**Exercise objective:**
Your output should be the complete listing, word for word, with no pictures in it.
═══ Data under study ═══
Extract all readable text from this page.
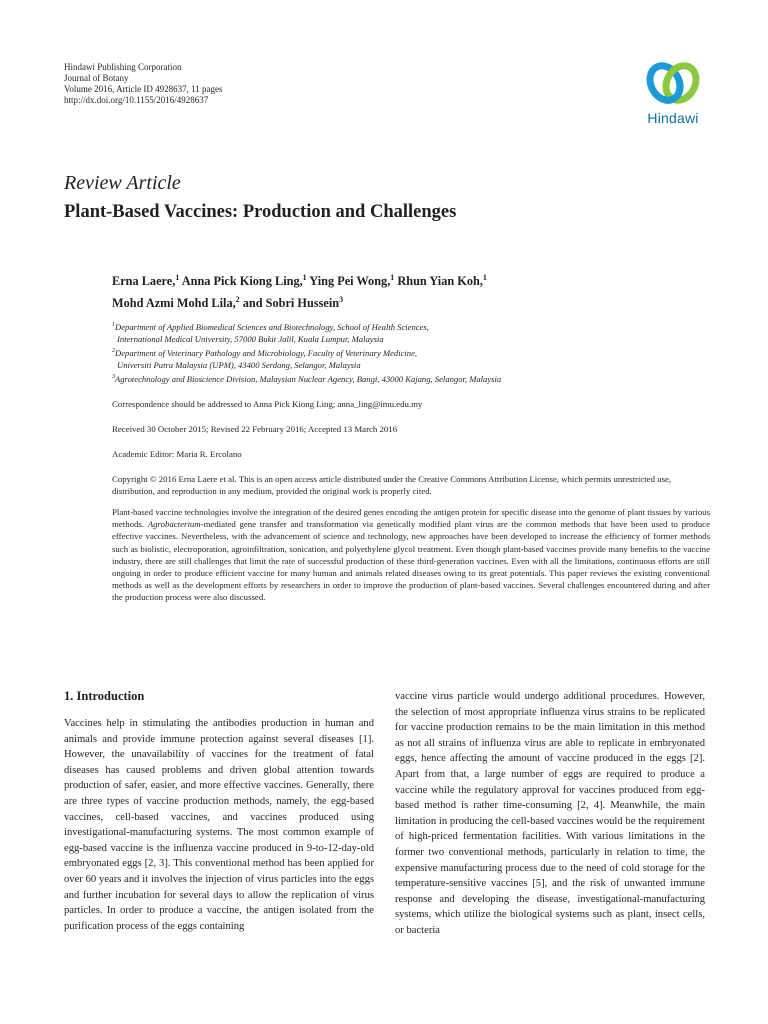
Hindawi Publishing Corporation
Journal of Botany
Volume 2016, Article ID 4928637, 11 pages
http://dx.doi.org/10.1155/2016/4928637
Hindawi
Review Article
Plant-Based Vaccines: Production and Challenges
Erna Laere,$^1$ Anna Pick Kiong Ling,$^1$ Ying Pei Wong,$^1$ Rhun Yian Koh,$^1$
Mohd Azmi Mohd Lila,$^2$ and Sobri Hussein$^3$
$^1$Department of Applied Biomedical Sciences and Biotechnology, School of Health Sciences,
International Medical University, 57000 Bukit Jalil, Kuala Lumpur, Malaysia
$^2$Department of Veterinary Pathology and Microbiology, Faculty of Veterinary Medicine,
Universiti Putra Malaysia (UPM), 43400 Serdang, Selangor, Malaysia
$^3$Agrotechnology and Bioscience Division, Malaysian Nuclear Agency, Bangi, 43000 Kajang, Selangor, Malaysia
Correspondence should be addressed to Anna Pick Kiong Ling; anna_ling@imu.edu.my
Received 30 October 2015; Revised 22 February 2016; Accepted 13 March 2016
Academic Editor: Maria R. Ercolano
Copyright © 2016 Erna Laere et al. This is an open access article distributed under the Creative Commons Attribution License, which permits unrestricted use, distribution, and reproduction in any medium, provided the original work is properly cited.
Plant-based vaccine technologies involve the integration of the desired genes encoding the antigen protein for specific disease into the genome of plant tissues by various methods. Agrobacterium-mediated gene transfer and transformation via genetically modified plant virus are the common methods that have been used to produce effective vaccines. Nevertheless, with the advancement of science and technology, new approaches have been developed to increase the efficiency of former methods such as biolistic, electroporation, agroinfiltration, sonication, and polyethylene glycol treatment. Even though plant-based vaccines provide many benefits to the vaccine industry, there are still challenges that limit the rate of successful production of these third-generation vaccines. Even with all the limitations, continuous efforts are still ongoing in order to produce efficient vaccine for many human and animals related diseases owing to its great potentials. This paper reviews the existing conventional methods as well as the development efforts by researchers in order to improve the production of plant-based vaccines. Several challenges encountered during and after the production process were also discussed.
1. Introduction
Vaccines help in stimulating the antibodies production in human and animals and provide immune protection against several diseases [1]. However, the unavailability of vaccines for the treatment of fatal diseases has caused problems and driven global attention towards production of safer, easier, and more effective vaccines. Generally, there are three types of vaccine production methods, namely, the egg-based vaccines, cell-based vaccines, and vaccines produced using investigational-manufacturing systems. The most common example of egg-based vaccine is the influenza vaccine produced in 9-to-12-day-old embryonated eggs [2, 3]. This conventional method has been applied for over 60 years and it involves the injection of virus particles into the eggs and further incubation for several days to allow the replication of virus particles. In order to produce a vaccine, the antigen isolated from the purification process of the eggs containing
vaccine virus particle would undergo additional procedures. However, the selection of most appropriate influenza virus strains to be replicated for vaccine production remains to be the main limitation in this method as not all strains of influenza virus are able to replicate in embryonated eggs, hence affecting the amount of vaccine produced in the eggs [2]. Apart from that, a large number of eggs are required to produce a vaccine while the regulatory approval for vaccines produced from egg-based method is rather time-consuming [2, 4]. Meanwhile, the main limitation in producing the cell-based vaccines would be the requirement of high-priced fermentation facilities. With various limitations in the former two conventional methods, particularly in relation to time, the expensive manufacturing process due to the need of cold storage for the temperature-sensitive vaccines [5], and the risk of unwanted immune response and developing the disease, investigational-manufacturing systems, which utilize the biological systems such as plant, insect cells, or bacteria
═══
**Answer section:**
Extract all readable text from this page.
Hindawi Publishing Corporation
Journal of Botany
Volume 2016, Article ID 4928637, 11 pages
http://dx.doi.org/10.1155/2016/4928637
Hindawi
Review Article
Plant-Based Vaccines: Production and Challenges
Erna Laere,$^1$ Anna Pick Kiong Ling,$^1$ Ying Pei Wong,$^1$ Rhun Yian Koh,$^1$
Mohd Azmi Mohd Lila,$^2$ and Sobri Hussein$^3$
$^1$Department of Applied Biomedical Sciences and Biotechnology, School of Health Sciences,
International Medical University, 57000 Bukit Jalil, Kuala Lumpur, Malaysia
$^2$Department of Veterinary Pathology and Microbiology, Faculty of Veterinary Medicine,
Universiti Putra Malaysia (UPM), 43400 Serdang, Selangor, Malaysia
$^3$Agrotechnology and Bioscience Division, Malaysian Nuclear Agency, Bangi, 43000 Kajang, Selangor, Malaysia
Correspondence should be addressed to Anna Pick Kiong Ling; anna_ling@imu.edu.my
Received 30 October 2015; Revised 22 February 2016; Accepted 13 March 2016
Academic Editor: Maria R. Ercolano
Copyright © 2016 Erna Laere et al. This is an open access article distributed under the Creative Commons Attribution License, which permits unrestricted use, distribution, and reproduction in any medium, provided the original work is properly cited.
Plant-based vaccine technologies involve the integration of the desired genes encoding the antigen protein for specific disease into the genome of plant tissues by various methods. Agrobacterium-mediated gene transfer and transformation via genetically modified plant virus are the common methods that have been used to produce effective vaccines. Nevertheless, with the advancement of science and technology, new approaches have been developed to increase the efficiency of former methods such as biolistic, electroporation, agroinfiltration, sonication, and polyethylene glycol treatment. Even though plant-based vaccines provide many benefits to the vaccine industry, there are still challenges that limit the rate of successful production of these third-generation vaccines. Even with all the limitations, continuous efforts are still ongoing in order to produce efficient vaccine for many human and animals related diseases owing to its great potentials. This paper reviews the existing conventional methods as well as the development efforts by researchers in order to improve the production of plant-based vaccines. Several challenges encountered during and after the production process were also discussed.
1. Introduction
Vaccines help in stimulating the antibodies production in human and animals and provide immune protection against several diseases [1]. However, the unavailability of vaccines for the treatment of fatal diseases has caused problems and driven global attention towards production of safer, easier, and more effective vaccines. Generally, there are three types of vaccine production methods, namely, the egg-based vaccines, cell-based vaccines, and vaccines produced using investigational-manufacturing systems. The most common example of egg-based vaccine is the influenza vaccine produced in 9-to-12-day-old embryonated eggs [2, 3]. This conventional method has been applied for over 60 years and it involves the injection of virus particles into the eggs and further incubation for several days to allow the replication of virus particles. In order to produce a vaccine, the antigen isolated from the purification process of the eggs containing
vaccine virus particle would undergo additional procedures. However, the selection of most appropriate influenza virus strains to be replicated for vaccine production remains to be the main limitation in this method as not all strains of influenza virus are able to replicate in embryonated eggs, hence affecting the amount of vaccine produced in the eggs [2]. Apart from that, a large number of eggs are required to produce a vaccine while the regulatory approval for vaccines produced from egg-based method is rather time-consuming [2, 4]. Meanwhile, the main limitation in producing the cell-based vaccines would be the requirement of high-priced fermentation facilities. With various limitations in the former two conventional methods, particularly in relation to time, the expensive manufacturing process due to the need of cold storage for the temperature-sensitive vaccines [5], and the risk of unwanted immune response and developing the disease, investigational-manufacturing systems, which utilize the biological systems such as plant, insect cells, or bacteria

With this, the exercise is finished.